Challenge:
Omit all pictures, then retype the data exactly as given.

Task data:
__________

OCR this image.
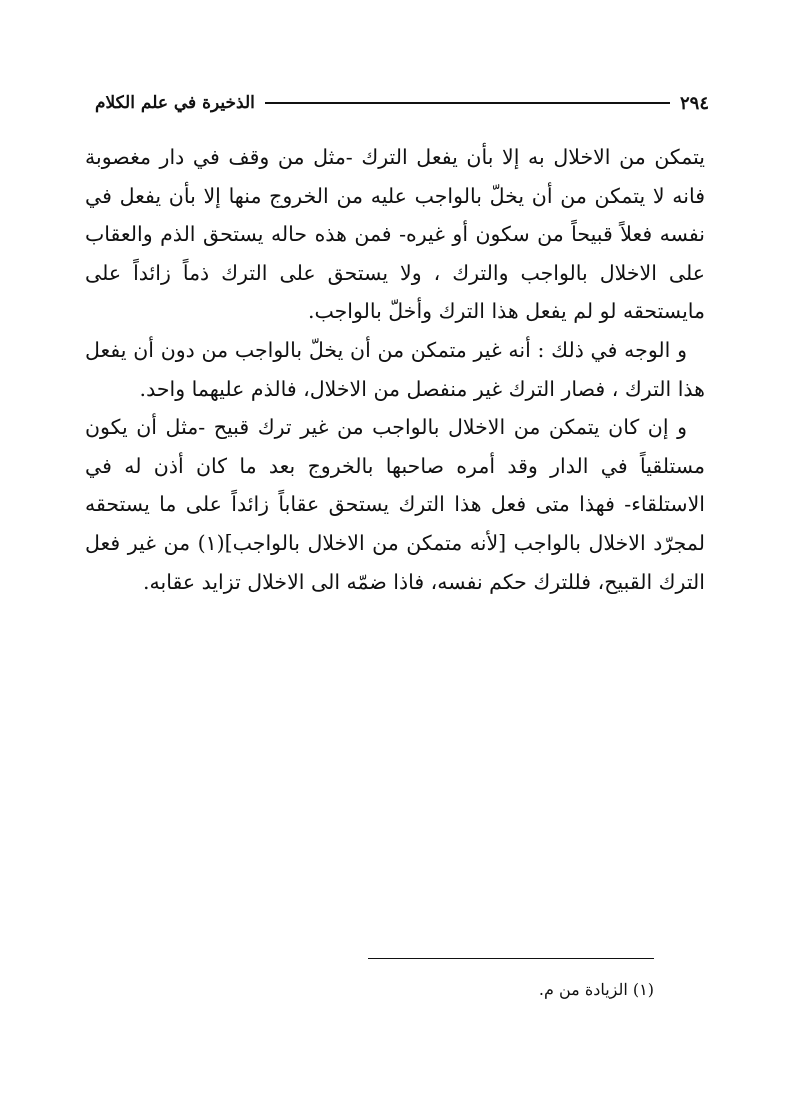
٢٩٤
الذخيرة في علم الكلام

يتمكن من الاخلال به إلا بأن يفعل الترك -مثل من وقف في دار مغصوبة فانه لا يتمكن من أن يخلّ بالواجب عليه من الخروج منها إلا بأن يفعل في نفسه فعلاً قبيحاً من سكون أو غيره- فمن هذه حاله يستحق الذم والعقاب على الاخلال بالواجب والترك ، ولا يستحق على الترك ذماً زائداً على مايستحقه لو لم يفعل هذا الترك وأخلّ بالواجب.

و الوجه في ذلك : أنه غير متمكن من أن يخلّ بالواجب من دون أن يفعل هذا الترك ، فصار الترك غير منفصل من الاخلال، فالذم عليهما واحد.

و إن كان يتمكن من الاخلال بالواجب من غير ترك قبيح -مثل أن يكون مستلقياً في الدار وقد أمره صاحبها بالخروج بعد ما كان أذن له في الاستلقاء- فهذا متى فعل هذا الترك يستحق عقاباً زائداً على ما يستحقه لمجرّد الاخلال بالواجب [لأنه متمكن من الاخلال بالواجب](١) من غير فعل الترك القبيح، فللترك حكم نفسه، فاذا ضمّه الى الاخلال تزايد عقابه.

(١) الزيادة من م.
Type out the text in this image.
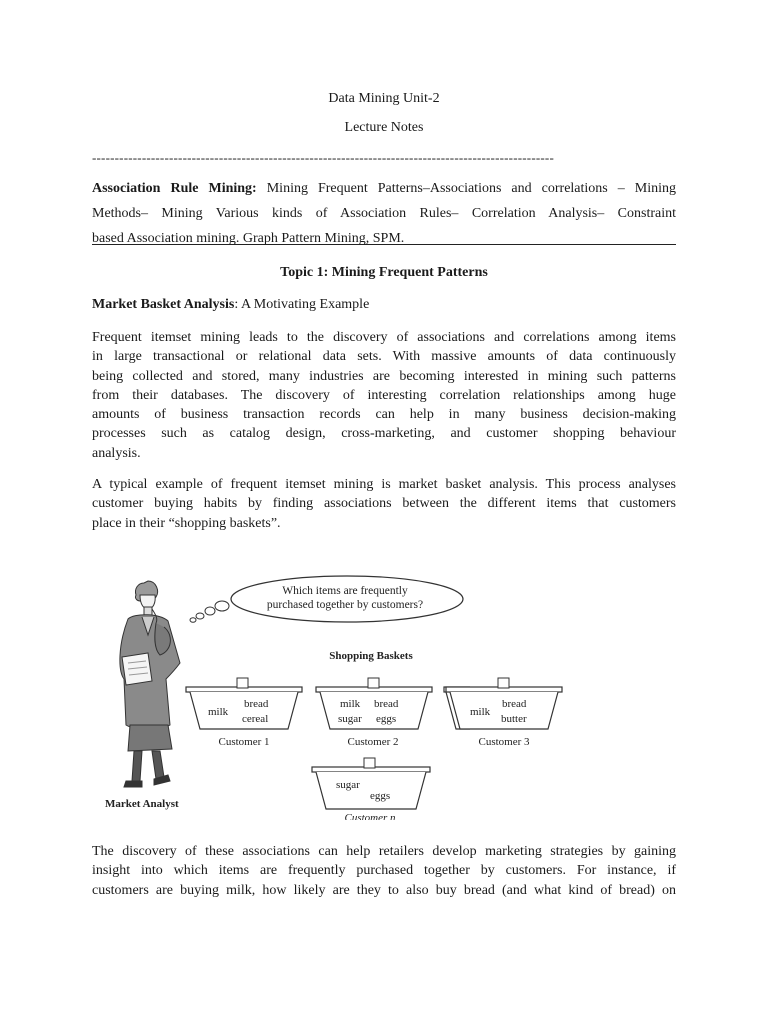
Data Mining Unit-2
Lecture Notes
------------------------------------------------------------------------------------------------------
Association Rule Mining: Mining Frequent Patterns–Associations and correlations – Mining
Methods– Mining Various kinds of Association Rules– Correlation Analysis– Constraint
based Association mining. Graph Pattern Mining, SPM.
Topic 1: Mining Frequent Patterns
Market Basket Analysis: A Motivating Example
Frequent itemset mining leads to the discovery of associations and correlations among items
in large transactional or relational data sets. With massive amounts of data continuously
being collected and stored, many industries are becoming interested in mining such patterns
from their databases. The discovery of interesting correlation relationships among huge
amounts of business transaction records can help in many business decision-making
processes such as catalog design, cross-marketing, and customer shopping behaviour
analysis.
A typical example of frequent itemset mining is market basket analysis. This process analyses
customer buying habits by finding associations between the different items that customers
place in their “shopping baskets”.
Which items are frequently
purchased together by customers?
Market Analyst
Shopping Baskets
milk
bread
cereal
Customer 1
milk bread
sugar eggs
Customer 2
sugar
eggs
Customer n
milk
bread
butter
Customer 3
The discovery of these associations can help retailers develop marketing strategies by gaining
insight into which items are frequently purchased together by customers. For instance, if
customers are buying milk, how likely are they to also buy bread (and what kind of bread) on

__________

Output for this task:
OCR this image.
٢٩٤
الذخيرة في علم الكلام

يتمكن من الاخلال به إلا بأن يفعل الترك -مثل من وقف في دار مغصوبة فانه لا يتمكن من أن يخلّ بالواجب عليه من الخروج منها إلا بأن يفعل في نفسه فعلاً قبيحاً من سكون أو غيره- فمن هذه حاله يستحق الذم والعقاب على الاخلال بالواجب والترك ، ولا يستحق على الترك ذماً زائداً على مايستحقه لو لم يفعل هذا الترك وأخلّ بالواجب.

و الوجه في ذلك : أنه غير متمكن من أن يخلّ بالواجب من دون أن يفعل هذا الترك ، فصار الترك غير منفصل من الاخلال، فالذم عليهما واحد.

و إن كان يتمكن من الاخلال بالواجب من غير ترك قبيح -مثل أن يكون مستلقياً في الدار وقد أمره صاحبها بالخروج بعد ما كان أذن له في الاستلقاء- فهذا متى فعل هذا الترك يستحق عقاباً زائداً على ما يستحقه لمجرّد الاخلال بالواجب [لأنه متمكن من الاخلال بالواجب](١) من غير فعل الترك القبيح، فللترك حكم نفسه، فاذا ضمّه الى الاخلال تزايد عقابه.

(١) الزيادة من م.
Type out the text in this image.
Data Mining Unit-2
Lecture Notes
------------------------------------------------------------------------------------------------------
Association Rule Mining: Mining Frequent Patterns–Associations and correlations – Mining
Methods– Mining Various kinds of Association Rules– Correlation Analysis– Constraint
based Association mining. Graph Pattern Mining, SPM.
Topic 1: Mining Frequent Patterns
Market Basket Analysis: A Motivating Example
Frequent itemset mining leads to the discovery of associations and correlations among items
in large transactional or relational data sets. With massive amounts of data continuously
being collected and stored, many industries are becoming interested in mining such patterns
from their databases. The discovery of interesting correlation relationships among huge
amounts of business transaction records can help in many business decision-making
processes such as catalog design, cross-marketing, and customer shopping behaviour
analysis.
A typical example of frequent itemset mining is market basket analysis. This process analyses
customer buying habits by finding associations between the different items that customers
place in their “shopping baskets”.
Which items are frequently
purchased together by customers?
Market Analyst
Shopping Baskets
milk
bread
cereal
Customer 1
milk bread
sugar eggs
Customer 2
sugar
eggs
Customer n
milk
bread
butter
Customer 3
The discovery of these associations can help retailers develop marketing strategies by gaining
insight into which items are frequently purchased together by customers. For instance, if
customers are buying milk, how likely are they to also buy bread (and what kind of bread) on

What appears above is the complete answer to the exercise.